** START OF EXTRACTED MATERIAL **
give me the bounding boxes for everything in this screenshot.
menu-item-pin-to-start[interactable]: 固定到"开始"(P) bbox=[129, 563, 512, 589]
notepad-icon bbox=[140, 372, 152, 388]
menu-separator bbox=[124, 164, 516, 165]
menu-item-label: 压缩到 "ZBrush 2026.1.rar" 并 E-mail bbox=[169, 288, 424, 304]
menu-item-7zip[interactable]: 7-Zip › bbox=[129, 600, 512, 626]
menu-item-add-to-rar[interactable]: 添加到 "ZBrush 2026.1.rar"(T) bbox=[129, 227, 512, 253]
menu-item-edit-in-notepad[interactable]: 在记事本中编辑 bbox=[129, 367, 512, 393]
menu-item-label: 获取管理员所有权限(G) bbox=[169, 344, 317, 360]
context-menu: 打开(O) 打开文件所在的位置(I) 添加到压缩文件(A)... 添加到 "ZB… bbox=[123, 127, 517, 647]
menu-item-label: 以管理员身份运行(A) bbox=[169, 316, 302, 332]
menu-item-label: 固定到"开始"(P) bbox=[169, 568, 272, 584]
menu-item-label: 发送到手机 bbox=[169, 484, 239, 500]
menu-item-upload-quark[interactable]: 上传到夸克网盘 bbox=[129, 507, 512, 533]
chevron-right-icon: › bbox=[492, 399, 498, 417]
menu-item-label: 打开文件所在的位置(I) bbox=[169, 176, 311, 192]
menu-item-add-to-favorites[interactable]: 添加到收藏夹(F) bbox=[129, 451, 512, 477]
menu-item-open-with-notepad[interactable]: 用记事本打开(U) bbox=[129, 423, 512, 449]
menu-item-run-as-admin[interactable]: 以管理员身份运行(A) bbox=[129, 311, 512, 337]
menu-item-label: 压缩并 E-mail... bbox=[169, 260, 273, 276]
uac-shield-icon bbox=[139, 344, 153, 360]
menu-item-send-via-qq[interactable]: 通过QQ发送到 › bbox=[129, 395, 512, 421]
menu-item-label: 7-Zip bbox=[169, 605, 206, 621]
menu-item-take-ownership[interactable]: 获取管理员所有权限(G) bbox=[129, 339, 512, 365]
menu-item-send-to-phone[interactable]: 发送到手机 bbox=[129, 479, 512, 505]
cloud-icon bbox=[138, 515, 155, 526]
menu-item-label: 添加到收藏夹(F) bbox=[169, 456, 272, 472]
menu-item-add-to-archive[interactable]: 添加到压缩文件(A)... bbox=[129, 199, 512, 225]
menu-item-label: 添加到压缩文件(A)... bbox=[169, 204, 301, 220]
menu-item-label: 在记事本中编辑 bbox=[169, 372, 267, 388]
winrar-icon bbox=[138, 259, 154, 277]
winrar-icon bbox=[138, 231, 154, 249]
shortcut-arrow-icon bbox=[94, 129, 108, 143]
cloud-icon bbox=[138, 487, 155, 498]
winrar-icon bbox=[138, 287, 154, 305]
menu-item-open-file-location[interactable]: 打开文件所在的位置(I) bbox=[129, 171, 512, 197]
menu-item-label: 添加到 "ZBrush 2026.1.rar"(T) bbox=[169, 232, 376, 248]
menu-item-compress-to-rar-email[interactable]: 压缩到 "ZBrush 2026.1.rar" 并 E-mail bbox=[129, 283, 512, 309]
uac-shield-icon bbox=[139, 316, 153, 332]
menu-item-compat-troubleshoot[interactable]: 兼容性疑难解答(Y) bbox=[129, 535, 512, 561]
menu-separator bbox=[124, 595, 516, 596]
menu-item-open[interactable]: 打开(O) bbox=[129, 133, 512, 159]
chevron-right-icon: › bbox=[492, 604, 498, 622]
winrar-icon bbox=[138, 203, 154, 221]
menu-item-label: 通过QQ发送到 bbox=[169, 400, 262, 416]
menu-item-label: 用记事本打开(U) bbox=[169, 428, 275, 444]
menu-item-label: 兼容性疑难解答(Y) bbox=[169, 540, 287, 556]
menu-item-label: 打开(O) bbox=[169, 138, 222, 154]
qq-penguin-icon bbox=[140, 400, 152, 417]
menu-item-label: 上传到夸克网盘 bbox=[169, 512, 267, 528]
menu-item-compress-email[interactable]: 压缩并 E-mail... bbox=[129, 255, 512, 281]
** END OF EXTRACTED MATERIAL **
▶ **GIVEN REQUEST**: Rename every "winrar-icon" in the material above to "archive-icon", and give all the lines again with nothing else altered.

▶ **SOLUTION TO THIS EXERCISE**:
give me the bounding boxes for everything in this screenshot.
menu-item-pin-to-start[interactable]: 固定到"开始"(P) bbox=[129, 563, 512, 589]
notepad-icon bbox=[140, 372, 152, 388]
menu-separator bbox=[124, 164, 516, 165]
menu-item-label: 压缩到 "ZBrush 2026.1.rar" 并 E-mail bbox=[169, 288, 424, 304]
menu-item-7zip[interactable]: 7-Zip › bbox=[129, 600, 512, 626]
menu-item-add-to-rar[interactable]: 添加到 "ZBrush 2026.1.rar"(T) bbox=[129, 227, 512, 253]
menu-item-edit-in-notepad[interactable]: 在记事本中编辑 bbox=[129, 367, 512, 393]
menu-item-label: 获取管理员所有权限(G) bbox=[169, 344, 317, 360]
context-menu: 打开(O) 打开文件所在的位置(I) 添加到压缩文件(A)... 添加到 "ZB… bbox=[123, 127, 517, 647]
menu-item-label: 以管理员身份运行(A) bbox=[169, 316, 302, 332]
menu-item-label: 固定到"开始"(P) bbox=[169, 568, 272, 584]
menu-item-label: 发送到手机 bbox=[169, 484, 239, 500]
menu-item-upload-quark[interactable]: 上传到夸克网盘 bbox=[129, 507, 512, 533]
chevron-right-icon: › bbox=[492, 399, 498, 417]
menu-item-label: 打开文件所在的位置(I) bbox=[169, 176, 311, 192]
menu-item-add-to-favorites[interactable]: 添加到收藏夹(F) bbox=[129, 451, 512, 477]
menu-item-open-with-notepad[interactable]: 用记事本打开(U) bbox=[129, 423, 512, 449]
menu-item-run-as-admin[interactable]: 以管理员身份运行(A) bbox=[129, 311, 512, 337]
menu-item-label: 压缩并 E-mail... bbox=[169, 260, 273, 276]
uac-shield-icon bbox=[139, 344, 153, 360]
menu-item-send-via-qq[interactable]: 通过QQ发送到 › bbox=[129, 395, 512, 421]
menu-item-label: 7-Zip bbox=[169, 605, 206, 621]
menu-item-take-ownership[interactable]: 获取管理员所有权限(G) bbox=[129, 339, 512, 365]
menu-item-send-to-phone[interactable]: 发送到手机 bbox=[129, 479, 512, 505]
cloud-icon bbox=[138, 515, 155, 526]
menu-item-label: 添加到收藏夹(F) bbox=[169, 456, 272, 472]
menu-item-add-to-archive[interactable]: 添加到压缩文件(A)... bbox=[129, 199, 512, 225]
menu-item-label: 添加到压缩文件(A)... bbox=[169, 204, 301, 220]
menu-item-label: 在记事本中编辑 bbox=[169, 372, 267, 388]
archive-icon bbox=[138, 259, 154, 277]
archive-icon bbox=[138, 231, 154, 249]
shortcut-arrow-icon bbox=[94, 129, 108, 143]
cloud-icon bbox=[138, 487, 155, 498]
archive-icon bbox=[138, 287, 154, 305]
menu-item-open-file-location[interactable]: 打开文件所在的位置(I) bbox=[129, 171, 512, 197]
menu-item-label: 添加到 "ZBrush 2026.1.rar"(T) bbox=[169, 232, 376, 248]
menu-item-compress-to-rar-email[interactable]: 压缩到 "ZBrush 2026.1.rar" 并 E-mail bbox=[129, 283, 512, 309]
uac-shield-icon bbox=[139, 316, 153, 332]
menu-item-compat-troubleshoot[interactable]: 兼容性疑难解答(Y) bbox=[129, 535, 512, 561]
menu-separator bbox=[124, 595, 516, 596]
menu-item-open[interactable]: 打开(O) bbox=[129, 133, 512, 159]
chevron-right-icon: › bbox=[492, 604, 498, 622]
archive-icon bbox=[138, 203, 154, 221]
menu-item-label: 通过QQ发送到 bbox=[169, 400, 262, 416]
menu-item-label: 用记事本打开(U) bbox=[169, 428, 275, 444]
menu-item-label: 兼容性疑难解答(Y) bbox=[169, 540, 287, 556]
menu-item-label: 打开(O) bbox=[169, 138, 222, 154]
qq-penguin-icon bbox=[140, 400, 152, 417]
menu-item-label: 上传到夸克网盘 bbox=[169, 512, 267, 528]
menu-item-compress-email[interactable]: 压缩并 E-mail... bbox=[129, 255, 512, 281]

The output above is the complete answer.